## Prompt
In your copy, leave out the pictures and repeat the entries below exactly.

Some records
-- Start --
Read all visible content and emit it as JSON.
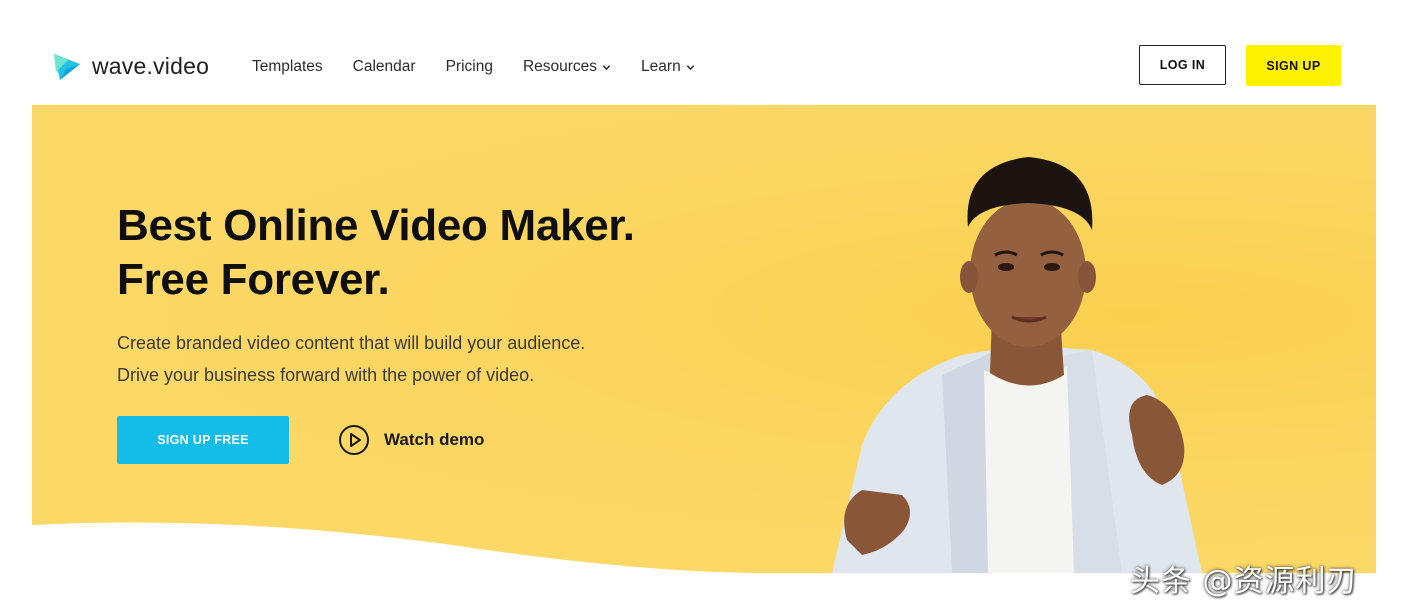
{
  "brand": {
    "name": "wave.video",
    "logo_colors": [
      "#1ec8e8",
      "#5fe0c8"
    ]
  },
  "nav": {
    "items": [
      {
        "label": "Templates",
        "has_dropdown": false
      },
      {
        "label": "Calendar",
        "has_dropdown": false
      },
      {
        "label": "Pricing",
        "has_dropdown": false
      },
      {
        "label": "Resources",
        "has_dropdown": true
      },
      {
        "label": "Learn",
        "has_dropdown": true
      }
    ]
  },
  "auth": {
    "login_label": "LOG IN",
    "signup_label": "SIGN UP"
  },
  "hero": {
    "headline_line1": "Best Online Video Maker.",
    "headline_line2": "Free Forever.",
    "subtext_line1": "Create branded video content that will build your audience.",
    "subtext_line2": "Drive your business forward with the power of video.",
    "cta_primary": "SIGN UP FREE",
    "cta_secondary": "Watch demo",
    "secondary_icon": "play-circle-icon"
  },
  "colors": {
    "hero_bg": "#fcd867",
    "signup_accent": "#fff200",
    "cta_blue": "#14bde8"
  },
  "watermark": "头条 @资源利刃"
}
-- End --
## Answer to the exercise
Read all visible content and emit it as JSON.
{
  "brand": {
    "name": "wave.video",
    "logo_colors": [
      "#1ec8e8",
      "#5fe0c8"
    ]
  },
  "nav": {
    "items": [
      {
        "label": "Templates",
        "has_dropdown": false
      },
      {
        "label": "Calendar",
        "has_dropdown": false
      },
      {
        "label": "Pricing",
        "has_dropdown": false
      },
      {
        "label": "Resources",
        "has_dropdown": true
      },
      {
        "label": "Learn",
        "has_dropdown": true
      }
    ]
  },
  "auth": {
    "login_label": "LOG IN",
    "signup_label": "SIGN UP"
  },
  "hero": {
    "headline_line1": "Best Online Video Maker.",
    "headline_line2": "Free Forever.",
    "subtext_line1": "Create branded video content that will build your audience.",
    "subtext_line2": "Drive your business forward with the power of video.",
    "cta_primary": "SIGN UP FREE",
    "cta_secondary": "Watch demo",
    "secondary_icon": "play-circle-icon"
  },
  "colors": {
    "hero_bg": "#fcd867",
    "signup_accent": "#fff200",
    "cta_blue": "#14bde8"
  },
  "watermark": "头条 @资源利刃"
}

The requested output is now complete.